■ Given records:
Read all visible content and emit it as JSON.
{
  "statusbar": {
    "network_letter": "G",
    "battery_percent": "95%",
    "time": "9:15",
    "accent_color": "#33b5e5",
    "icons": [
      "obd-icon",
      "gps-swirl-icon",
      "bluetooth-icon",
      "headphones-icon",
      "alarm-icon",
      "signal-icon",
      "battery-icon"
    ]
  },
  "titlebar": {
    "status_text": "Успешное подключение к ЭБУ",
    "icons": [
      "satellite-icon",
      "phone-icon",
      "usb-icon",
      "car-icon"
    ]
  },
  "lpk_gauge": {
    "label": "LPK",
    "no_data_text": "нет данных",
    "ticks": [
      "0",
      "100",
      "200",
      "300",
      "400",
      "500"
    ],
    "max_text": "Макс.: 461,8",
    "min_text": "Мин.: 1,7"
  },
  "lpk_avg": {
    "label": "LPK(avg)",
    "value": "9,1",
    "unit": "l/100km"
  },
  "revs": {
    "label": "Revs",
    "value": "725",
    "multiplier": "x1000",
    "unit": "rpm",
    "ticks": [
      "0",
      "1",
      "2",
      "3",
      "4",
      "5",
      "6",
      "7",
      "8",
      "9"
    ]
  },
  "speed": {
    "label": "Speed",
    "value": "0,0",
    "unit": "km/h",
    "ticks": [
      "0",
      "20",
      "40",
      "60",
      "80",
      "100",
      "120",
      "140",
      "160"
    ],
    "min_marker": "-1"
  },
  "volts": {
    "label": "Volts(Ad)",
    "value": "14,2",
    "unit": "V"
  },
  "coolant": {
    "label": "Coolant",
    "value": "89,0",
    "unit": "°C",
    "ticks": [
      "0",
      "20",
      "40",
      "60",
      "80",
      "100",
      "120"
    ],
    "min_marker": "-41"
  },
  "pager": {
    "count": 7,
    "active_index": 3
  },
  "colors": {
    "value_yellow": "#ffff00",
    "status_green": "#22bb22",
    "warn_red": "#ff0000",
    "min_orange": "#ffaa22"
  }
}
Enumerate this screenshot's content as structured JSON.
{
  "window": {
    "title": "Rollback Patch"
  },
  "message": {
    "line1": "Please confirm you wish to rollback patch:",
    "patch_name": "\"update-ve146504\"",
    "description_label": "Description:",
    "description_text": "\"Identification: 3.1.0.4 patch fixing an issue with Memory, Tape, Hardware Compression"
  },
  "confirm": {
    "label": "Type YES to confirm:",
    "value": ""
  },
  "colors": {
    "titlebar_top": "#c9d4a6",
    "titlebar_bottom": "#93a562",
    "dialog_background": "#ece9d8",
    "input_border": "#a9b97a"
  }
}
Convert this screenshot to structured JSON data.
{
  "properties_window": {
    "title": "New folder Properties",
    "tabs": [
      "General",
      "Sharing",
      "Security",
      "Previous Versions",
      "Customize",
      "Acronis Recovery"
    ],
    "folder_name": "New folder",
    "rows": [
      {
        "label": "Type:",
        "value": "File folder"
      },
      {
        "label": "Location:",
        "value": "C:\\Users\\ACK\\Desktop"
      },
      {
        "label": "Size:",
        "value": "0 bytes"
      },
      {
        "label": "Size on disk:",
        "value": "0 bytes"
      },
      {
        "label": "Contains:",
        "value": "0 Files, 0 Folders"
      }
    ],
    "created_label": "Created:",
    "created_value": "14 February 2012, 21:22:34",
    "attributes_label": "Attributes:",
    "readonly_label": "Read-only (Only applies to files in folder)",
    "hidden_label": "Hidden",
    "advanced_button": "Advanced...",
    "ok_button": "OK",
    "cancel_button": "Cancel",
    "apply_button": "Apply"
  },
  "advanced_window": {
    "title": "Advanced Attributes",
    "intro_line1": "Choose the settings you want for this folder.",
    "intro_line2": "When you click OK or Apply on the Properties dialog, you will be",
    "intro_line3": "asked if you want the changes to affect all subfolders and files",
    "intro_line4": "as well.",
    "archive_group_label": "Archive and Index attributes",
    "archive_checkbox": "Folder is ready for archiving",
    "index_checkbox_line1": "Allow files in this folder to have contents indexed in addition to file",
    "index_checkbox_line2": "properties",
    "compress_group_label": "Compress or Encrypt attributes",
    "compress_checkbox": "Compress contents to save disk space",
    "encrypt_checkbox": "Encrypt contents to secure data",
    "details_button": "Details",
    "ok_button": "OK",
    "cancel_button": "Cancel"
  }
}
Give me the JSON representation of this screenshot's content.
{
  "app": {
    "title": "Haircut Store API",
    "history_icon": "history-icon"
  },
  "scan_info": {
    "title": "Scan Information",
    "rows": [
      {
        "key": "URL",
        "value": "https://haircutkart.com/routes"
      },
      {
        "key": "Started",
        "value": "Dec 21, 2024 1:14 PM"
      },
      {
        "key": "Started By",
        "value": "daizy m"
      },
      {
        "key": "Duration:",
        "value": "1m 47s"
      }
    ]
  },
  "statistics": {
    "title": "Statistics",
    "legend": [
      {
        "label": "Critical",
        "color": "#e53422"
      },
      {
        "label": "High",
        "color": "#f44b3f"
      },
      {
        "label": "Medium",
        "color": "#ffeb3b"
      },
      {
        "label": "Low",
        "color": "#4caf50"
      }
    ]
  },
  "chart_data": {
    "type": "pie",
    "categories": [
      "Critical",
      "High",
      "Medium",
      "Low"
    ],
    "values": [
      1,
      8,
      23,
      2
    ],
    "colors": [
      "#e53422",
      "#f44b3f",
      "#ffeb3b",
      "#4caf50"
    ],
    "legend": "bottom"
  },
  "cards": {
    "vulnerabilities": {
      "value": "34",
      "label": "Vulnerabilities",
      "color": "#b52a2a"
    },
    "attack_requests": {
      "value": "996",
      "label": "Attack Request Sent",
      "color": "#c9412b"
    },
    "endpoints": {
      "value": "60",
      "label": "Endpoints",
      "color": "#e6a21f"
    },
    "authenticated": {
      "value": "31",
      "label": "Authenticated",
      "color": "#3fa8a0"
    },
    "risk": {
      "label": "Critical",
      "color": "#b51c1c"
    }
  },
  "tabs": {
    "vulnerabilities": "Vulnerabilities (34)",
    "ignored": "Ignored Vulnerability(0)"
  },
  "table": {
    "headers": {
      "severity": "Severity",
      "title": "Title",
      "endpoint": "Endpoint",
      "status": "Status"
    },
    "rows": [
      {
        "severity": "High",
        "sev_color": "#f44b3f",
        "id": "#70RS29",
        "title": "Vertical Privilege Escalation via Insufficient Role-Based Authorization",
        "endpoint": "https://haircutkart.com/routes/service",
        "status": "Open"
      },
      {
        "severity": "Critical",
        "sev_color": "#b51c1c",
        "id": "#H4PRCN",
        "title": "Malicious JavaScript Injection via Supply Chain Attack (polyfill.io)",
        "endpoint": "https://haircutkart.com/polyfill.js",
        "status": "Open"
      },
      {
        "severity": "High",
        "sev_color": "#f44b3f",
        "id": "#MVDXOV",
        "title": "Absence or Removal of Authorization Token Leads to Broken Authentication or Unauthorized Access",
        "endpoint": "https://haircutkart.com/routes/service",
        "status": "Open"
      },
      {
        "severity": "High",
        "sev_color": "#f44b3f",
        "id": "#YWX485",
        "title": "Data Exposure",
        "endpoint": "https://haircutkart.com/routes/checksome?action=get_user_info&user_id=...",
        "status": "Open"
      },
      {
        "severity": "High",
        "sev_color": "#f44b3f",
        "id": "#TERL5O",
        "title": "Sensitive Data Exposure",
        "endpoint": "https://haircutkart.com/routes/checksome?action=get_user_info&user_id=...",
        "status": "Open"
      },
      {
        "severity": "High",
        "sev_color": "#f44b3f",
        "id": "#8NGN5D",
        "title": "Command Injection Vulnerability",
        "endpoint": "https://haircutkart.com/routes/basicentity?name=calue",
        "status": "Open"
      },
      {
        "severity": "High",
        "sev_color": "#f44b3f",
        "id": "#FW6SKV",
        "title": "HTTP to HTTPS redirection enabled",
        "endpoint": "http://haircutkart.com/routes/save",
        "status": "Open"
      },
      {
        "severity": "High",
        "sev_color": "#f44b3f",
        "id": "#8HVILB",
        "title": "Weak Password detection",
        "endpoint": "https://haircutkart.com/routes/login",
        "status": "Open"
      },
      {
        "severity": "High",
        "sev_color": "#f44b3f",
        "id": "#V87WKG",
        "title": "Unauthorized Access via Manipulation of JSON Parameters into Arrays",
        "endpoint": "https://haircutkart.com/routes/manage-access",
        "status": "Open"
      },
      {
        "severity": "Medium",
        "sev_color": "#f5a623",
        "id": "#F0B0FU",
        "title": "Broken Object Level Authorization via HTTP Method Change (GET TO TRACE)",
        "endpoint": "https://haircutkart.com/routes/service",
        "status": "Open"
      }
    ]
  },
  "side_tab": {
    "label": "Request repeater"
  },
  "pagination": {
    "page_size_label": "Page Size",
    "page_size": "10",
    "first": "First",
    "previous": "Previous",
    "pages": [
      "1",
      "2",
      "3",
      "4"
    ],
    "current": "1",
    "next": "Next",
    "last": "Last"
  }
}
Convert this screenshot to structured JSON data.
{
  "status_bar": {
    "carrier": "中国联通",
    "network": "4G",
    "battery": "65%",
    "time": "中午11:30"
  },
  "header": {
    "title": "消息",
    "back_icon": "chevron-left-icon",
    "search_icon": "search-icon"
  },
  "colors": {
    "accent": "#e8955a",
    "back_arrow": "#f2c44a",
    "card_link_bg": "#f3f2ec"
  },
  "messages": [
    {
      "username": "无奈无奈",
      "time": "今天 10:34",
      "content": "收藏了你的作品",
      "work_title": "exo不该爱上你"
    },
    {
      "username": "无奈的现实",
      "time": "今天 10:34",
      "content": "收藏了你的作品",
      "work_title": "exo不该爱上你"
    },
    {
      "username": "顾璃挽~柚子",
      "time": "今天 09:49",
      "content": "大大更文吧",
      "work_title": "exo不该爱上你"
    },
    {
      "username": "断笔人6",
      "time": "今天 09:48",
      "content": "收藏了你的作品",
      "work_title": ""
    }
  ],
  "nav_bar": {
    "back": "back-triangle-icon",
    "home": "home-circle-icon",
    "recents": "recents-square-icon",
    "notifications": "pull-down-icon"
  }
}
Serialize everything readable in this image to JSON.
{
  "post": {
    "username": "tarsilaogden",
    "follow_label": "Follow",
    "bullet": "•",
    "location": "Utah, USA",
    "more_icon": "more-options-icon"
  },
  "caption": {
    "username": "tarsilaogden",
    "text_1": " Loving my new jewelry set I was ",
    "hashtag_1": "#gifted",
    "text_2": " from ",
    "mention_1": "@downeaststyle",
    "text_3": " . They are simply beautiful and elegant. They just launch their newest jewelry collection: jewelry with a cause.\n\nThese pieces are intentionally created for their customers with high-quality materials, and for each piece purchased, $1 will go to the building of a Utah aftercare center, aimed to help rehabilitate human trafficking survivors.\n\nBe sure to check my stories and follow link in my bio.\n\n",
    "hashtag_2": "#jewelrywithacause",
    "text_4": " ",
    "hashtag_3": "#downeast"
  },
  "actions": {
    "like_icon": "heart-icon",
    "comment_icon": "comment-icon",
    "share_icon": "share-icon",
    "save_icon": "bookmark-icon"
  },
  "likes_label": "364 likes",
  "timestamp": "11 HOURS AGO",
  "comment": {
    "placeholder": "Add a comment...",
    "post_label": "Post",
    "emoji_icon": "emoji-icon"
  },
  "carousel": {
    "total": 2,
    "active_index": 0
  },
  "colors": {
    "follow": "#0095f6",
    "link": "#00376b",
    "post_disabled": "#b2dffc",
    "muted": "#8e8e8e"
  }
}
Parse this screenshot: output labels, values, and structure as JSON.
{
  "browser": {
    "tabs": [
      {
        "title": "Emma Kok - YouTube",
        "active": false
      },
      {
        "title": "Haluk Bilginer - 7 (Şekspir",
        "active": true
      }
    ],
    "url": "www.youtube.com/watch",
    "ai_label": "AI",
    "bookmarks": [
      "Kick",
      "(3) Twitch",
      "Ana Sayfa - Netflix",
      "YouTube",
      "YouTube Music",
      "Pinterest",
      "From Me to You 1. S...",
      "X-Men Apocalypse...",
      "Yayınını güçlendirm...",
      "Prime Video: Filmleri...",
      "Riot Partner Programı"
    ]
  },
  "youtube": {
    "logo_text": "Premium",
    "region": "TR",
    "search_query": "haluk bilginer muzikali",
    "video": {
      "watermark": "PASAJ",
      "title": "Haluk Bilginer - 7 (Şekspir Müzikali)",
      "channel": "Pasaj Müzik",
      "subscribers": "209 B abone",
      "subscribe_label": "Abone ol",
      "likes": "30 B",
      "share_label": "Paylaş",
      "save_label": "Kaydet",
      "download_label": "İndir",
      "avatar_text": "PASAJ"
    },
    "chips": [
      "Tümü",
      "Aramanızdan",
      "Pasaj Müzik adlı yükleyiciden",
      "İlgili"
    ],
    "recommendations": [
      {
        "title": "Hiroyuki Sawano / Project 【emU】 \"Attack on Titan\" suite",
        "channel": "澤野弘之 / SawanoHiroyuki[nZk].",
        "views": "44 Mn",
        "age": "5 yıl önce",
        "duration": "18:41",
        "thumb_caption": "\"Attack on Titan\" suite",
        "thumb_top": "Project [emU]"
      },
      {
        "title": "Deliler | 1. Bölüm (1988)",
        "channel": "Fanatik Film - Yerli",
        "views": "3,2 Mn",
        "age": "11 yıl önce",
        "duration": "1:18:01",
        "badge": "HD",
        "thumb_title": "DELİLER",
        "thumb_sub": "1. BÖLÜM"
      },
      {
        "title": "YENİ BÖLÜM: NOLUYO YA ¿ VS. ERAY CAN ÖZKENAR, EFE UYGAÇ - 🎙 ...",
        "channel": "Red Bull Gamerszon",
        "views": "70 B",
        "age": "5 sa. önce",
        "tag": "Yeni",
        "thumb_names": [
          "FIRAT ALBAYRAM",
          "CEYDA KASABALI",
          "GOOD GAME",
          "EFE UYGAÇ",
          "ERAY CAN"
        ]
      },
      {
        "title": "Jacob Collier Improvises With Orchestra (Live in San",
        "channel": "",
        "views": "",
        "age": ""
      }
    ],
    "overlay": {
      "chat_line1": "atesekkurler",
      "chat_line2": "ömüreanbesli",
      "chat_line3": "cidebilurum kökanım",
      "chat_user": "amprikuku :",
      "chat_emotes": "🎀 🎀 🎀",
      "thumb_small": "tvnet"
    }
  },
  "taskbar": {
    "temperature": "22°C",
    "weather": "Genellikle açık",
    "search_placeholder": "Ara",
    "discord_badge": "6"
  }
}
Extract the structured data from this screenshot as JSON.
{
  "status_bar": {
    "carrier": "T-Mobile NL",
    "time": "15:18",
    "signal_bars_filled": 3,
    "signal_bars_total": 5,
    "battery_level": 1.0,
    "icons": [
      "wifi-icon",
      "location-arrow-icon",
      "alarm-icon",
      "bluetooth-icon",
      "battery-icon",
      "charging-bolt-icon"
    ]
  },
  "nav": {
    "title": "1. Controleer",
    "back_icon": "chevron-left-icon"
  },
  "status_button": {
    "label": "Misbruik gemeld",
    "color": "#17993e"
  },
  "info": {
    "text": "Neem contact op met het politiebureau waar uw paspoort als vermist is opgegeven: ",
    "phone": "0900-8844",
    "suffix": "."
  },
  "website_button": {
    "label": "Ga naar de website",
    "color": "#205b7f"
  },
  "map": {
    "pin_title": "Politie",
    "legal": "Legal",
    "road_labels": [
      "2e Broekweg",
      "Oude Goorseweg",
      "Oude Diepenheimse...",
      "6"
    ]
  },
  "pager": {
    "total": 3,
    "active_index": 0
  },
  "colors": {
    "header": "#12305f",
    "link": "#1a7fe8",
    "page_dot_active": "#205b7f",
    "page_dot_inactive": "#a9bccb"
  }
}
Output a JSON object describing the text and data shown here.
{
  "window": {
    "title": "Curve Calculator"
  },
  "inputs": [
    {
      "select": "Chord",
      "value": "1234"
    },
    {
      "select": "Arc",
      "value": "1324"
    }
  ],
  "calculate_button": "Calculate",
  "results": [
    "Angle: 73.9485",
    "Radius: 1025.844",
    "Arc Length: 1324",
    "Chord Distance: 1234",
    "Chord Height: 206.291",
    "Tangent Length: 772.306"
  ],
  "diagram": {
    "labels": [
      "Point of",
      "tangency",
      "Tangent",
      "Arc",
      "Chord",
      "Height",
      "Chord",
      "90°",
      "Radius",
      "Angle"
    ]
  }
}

■ Stated exercise: Within the listing above, copy each line that has the string "values".

■ Response to the task:
    "values": [
Parse this screenshot: output labels, values, and structure as JSON.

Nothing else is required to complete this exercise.